Copy out all lines of the records in which the word "clase" appears.

__________________________________________________

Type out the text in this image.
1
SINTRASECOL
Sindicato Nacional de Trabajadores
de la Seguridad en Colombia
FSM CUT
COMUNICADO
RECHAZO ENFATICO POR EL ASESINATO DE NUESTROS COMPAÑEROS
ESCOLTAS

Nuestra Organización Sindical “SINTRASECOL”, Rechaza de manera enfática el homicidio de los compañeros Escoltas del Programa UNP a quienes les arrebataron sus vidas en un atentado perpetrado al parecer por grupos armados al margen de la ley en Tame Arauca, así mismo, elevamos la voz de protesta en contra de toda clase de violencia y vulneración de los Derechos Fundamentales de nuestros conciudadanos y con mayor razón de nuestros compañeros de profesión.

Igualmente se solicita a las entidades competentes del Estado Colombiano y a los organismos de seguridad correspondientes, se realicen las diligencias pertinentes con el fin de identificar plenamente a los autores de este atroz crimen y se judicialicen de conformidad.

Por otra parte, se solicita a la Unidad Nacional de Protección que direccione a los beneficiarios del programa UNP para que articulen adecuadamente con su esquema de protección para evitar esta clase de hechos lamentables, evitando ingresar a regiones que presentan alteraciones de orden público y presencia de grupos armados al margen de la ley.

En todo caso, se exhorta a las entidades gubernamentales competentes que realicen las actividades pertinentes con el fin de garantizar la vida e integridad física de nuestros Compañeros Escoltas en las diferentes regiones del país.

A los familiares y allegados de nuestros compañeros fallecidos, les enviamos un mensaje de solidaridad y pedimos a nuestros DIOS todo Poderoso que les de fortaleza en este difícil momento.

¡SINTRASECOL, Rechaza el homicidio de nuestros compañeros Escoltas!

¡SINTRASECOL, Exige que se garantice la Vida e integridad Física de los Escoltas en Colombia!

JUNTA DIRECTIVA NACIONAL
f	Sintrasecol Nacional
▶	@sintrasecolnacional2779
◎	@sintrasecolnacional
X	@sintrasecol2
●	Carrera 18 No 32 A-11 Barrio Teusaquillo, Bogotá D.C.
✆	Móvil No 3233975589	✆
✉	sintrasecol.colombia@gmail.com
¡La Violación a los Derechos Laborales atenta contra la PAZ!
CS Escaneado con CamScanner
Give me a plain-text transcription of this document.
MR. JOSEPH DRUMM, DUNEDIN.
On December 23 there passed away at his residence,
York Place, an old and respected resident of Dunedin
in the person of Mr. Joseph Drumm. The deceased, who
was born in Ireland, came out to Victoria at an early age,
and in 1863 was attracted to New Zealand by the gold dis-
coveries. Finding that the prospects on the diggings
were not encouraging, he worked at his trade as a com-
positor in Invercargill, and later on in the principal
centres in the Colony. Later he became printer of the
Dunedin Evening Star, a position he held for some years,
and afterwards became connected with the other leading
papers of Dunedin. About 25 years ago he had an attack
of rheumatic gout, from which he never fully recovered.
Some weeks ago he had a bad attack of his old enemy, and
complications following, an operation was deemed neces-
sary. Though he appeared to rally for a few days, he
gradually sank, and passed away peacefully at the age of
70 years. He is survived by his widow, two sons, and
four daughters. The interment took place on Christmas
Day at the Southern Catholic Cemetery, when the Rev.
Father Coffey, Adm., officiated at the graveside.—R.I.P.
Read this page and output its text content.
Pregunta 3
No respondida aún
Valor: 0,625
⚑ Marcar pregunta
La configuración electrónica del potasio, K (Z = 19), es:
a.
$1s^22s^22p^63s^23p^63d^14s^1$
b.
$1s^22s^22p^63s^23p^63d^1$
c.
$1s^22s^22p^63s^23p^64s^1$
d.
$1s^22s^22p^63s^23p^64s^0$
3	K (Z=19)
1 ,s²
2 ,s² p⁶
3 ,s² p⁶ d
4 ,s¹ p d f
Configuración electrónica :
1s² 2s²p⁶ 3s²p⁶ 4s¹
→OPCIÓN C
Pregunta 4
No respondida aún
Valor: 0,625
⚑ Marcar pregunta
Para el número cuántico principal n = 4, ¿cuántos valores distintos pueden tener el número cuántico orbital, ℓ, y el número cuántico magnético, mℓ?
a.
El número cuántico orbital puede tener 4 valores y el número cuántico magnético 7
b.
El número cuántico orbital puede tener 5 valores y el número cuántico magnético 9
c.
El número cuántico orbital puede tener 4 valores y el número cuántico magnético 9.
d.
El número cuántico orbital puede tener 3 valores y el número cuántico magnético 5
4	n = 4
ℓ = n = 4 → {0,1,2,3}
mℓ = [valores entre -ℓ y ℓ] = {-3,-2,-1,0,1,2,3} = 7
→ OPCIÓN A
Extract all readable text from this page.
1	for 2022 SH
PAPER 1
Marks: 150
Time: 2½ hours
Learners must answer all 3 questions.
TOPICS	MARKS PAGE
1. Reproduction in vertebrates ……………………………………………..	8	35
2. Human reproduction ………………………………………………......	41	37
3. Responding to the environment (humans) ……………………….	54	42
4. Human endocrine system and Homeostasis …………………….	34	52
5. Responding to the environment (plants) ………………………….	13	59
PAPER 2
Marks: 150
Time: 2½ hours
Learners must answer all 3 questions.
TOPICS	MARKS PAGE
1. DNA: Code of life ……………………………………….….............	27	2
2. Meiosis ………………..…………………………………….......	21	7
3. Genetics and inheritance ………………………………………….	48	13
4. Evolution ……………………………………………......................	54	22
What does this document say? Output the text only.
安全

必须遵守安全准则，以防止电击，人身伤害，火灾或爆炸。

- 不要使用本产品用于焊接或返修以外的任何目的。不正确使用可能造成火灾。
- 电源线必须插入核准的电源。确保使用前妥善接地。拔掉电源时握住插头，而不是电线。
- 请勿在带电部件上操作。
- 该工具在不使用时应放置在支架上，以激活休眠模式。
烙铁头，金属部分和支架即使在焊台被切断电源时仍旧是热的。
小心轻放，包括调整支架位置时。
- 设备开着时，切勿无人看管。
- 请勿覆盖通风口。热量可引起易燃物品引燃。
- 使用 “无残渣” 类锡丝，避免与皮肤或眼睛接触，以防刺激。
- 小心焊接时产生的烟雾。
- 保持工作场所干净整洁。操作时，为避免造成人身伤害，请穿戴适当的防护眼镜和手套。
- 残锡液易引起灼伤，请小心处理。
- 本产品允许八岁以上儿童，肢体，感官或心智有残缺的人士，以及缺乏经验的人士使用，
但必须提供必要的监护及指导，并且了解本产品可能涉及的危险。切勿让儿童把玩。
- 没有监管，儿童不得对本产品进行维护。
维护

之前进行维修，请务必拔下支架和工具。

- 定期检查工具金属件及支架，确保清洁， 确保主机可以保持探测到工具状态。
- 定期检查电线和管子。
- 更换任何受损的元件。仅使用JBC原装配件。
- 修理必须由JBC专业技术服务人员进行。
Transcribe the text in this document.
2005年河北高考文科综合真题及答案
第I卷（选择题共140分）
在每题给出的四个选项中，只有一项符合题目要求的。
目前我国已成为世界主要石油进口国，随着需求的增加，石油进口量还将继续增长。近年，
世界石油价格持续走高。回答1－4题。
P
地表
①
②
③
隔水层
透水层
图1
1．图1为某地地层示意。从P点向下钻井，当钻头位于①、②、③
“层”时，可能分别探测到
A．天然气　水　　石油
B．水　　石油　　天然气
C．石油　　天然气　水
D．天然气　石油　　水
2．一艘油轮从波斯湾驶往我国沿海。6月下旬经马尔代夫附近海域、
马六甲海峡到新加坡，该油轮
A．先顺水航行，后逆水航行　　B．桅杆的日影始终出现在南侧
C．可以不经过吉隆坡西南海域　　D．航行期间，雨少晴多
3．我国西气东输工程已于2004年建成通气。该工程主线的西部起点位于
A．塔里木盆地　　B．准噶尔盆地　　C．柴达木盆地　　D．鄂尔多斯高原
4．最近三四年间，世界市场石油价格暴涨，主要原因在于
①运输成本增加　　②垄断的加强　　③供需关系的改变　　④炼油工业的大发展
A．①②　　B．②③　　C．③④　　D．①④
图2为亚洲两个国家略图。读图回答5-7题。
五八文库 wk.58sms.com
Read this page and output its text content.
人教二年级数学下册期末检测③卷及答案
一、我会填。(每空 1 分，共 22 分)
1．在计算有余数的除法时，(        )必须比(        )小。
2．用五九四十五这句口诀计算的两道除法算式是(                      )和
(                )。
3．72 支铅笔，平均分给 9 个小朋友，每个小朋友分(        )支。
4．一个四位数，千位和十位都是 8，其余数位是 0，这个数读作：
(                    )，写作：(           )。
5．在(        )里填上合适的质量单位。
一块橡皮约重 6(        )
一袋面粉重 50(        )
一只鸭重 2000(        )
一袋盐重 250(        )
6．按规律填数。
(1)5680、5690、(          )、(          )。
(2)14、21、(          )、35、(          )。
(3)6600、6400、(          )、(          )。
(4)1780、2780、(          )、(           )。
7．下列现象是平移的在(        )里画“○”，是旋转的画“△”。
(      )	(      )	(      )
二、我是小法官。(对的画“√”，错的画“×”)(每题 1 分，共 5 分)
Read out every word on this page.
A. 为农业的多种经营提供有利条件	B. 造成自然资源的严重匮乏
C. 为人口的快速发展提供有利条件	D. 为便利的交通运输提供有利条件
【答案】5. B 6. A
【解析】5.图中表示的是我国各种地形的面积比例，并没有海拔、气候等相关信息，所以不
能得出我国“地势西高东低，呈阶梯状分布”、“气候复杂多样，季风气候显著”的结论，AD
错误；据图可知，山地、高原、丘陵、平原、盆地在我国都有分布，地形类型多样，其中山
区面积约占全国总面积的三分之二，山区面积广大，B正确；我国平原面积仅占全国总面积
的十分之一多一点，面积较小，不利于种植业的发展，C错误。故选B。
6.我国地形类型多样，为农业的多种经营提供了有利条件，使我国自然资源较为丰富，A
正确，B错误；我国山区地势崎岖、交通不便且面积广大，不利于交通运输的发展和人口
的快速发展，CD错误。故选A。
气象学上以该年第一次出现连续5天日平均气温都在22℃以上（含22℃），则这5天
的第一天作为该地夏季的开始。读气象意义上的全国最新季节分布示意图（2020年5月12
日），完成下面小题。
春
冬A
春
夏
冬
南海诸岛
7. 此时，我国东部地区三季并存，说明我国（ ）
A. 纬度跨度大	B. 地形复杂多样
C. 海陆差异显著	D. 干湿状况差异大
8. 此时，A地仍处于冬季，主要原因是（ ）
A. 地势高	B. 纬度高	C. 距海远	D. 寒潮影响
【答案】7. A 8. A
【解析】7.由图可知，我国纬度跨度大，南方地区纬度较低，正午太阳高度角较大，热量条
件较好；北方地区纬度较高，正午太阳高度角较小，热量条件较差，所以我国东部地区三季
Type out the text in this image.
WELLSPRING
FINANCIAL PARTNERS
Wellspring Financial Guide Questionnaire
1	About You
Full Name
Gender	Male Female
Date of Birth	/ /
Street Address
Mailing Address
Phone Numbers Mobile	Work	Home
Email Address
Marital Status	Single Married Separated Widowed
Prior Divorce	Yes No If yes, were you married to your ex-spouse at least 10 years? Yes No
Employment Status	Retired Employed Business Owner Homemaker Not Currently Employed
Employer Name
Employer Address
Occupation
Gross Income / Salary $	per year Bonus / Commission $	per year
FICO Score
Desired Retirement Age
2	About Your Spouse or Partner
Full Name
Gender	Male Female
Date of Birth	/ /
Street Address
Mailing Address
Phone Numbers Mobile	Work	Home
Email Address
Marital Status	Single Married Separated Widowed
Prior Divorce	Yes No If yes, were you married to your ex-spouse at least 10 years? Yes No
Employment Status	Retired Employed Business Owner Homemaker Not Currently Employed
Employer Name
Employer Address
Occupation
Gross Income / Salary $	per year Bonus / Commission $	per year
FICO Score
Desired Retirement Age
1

__________________________________________________

**Reply to the task**
Nuestra Organización Sindical “SINTRASECOL”, Rechaza de manera enfática el homicidio de los compañeros Escoltas del Programa UNP a quienes les arrebataron sus vidas en un atentado perpetrado al parecer por grupos armados al margen de la ley en Tame Arauca, así mismo, elevamos la voz de protesta en contra de toda clase de violencia y vulneración de los Derechos Fundamentales de nuestros conciudadanos y con mayor razón de nuestros compañeros de profesión.
Por otra parte, se solicita a la Unidad Nacional de Protección que direccione a los beneficiarios del programa UNP para que articulen adecuadamente con su esquema de protección para evitar esta clase de hechos lamentables, evitando ingresar a regiones que presentan alteraciones de orden público y presencia de grupos armados al margen de la ley.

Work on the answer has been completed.